* **TASK DESCRIPTION**:
Gather from the material every line that contains the string "确保服务质量".

* **DATASET ENTRIES**:

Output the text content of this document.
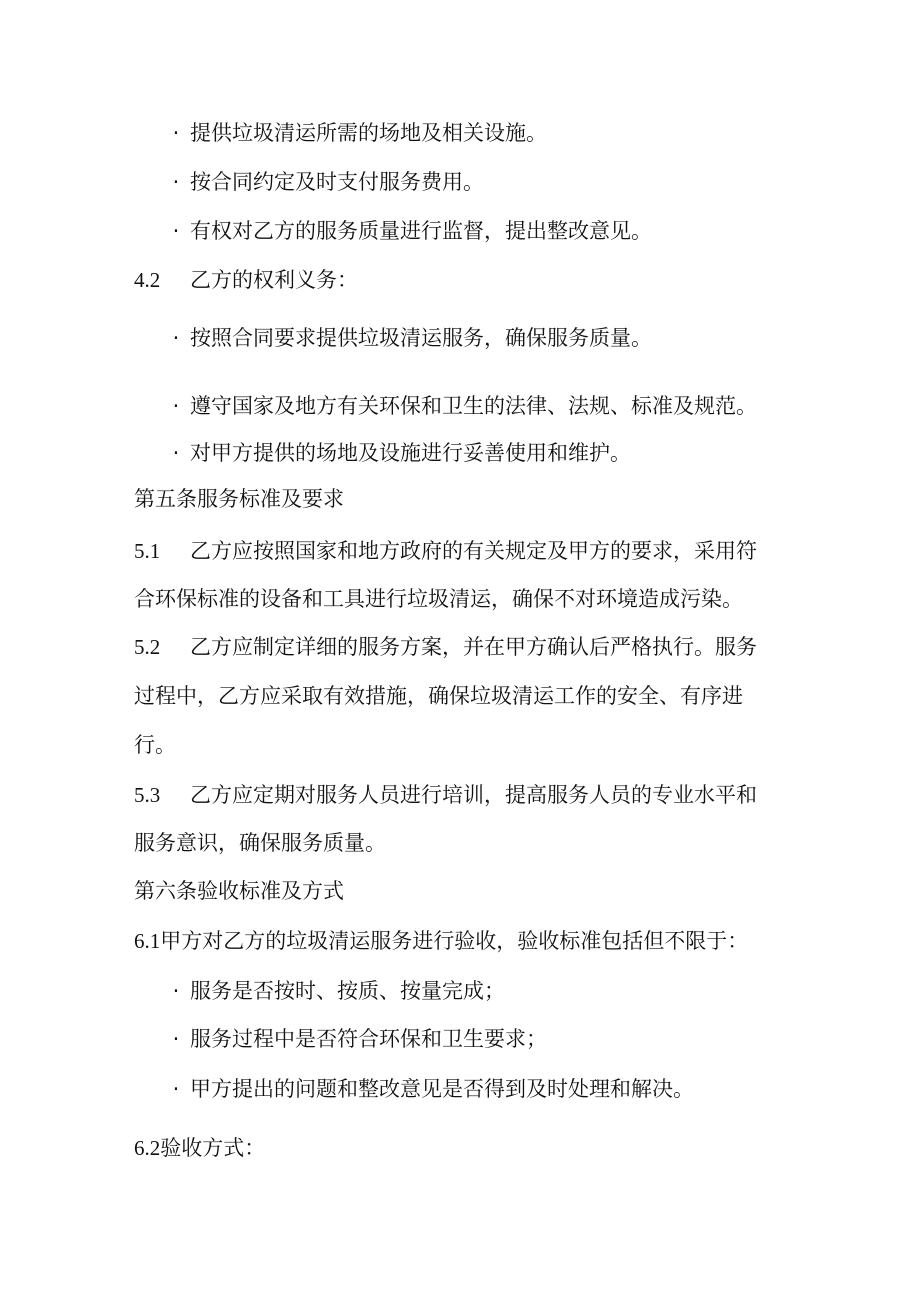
· 提供垃圾清运所需的场地及相关设施。
· 按合同约定及时支付服务费用。
· 有权对乙方的服务质量进行监督，提出整改意见。
4.2 乙方的权利义务：
· 按照合同要求提供垃圾清运服务，确保服务质量。
· 遵守国家及地方有关环保和卫生的法律、法规、标准及规范。
· 对甲方提供的场地及设施进行妥善使用和维护。
第五条服务标准及要求
5.1 乙方应按照国家和地方政府的有关规定及甲方的要求，采用符
合环保标准的设备和工具进行垃圾清运，确保不对环境造成污染。
5.2 乙方应制定详细的服务方案，并在甲方确认后严格执行。服务
过程中，乙方应采取有效措施，确保垃圾清运工作的安全、有序进
行。
5.3 乙方应定期对服务人员进行培训，提高服务人员的专业水平和
服务意识，确保服务质量。
第六条验收标准及方式
6.1甲方对乙方的垃圾清运服务进行验收，验收标准包括但不限于：
· 服务是否按时、按质、按量完成；
· 服务过程中是否符合环保和卫生要求；
· 甲方提出的问题和整改意见是否得到及时处理和解决。
6.2验收方式：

* **SOLUTION FOR THIS PROBLEM**:
· 按照合同要求提供垃圾清运服务，确保服务质量。
服务意识，确保服务质量。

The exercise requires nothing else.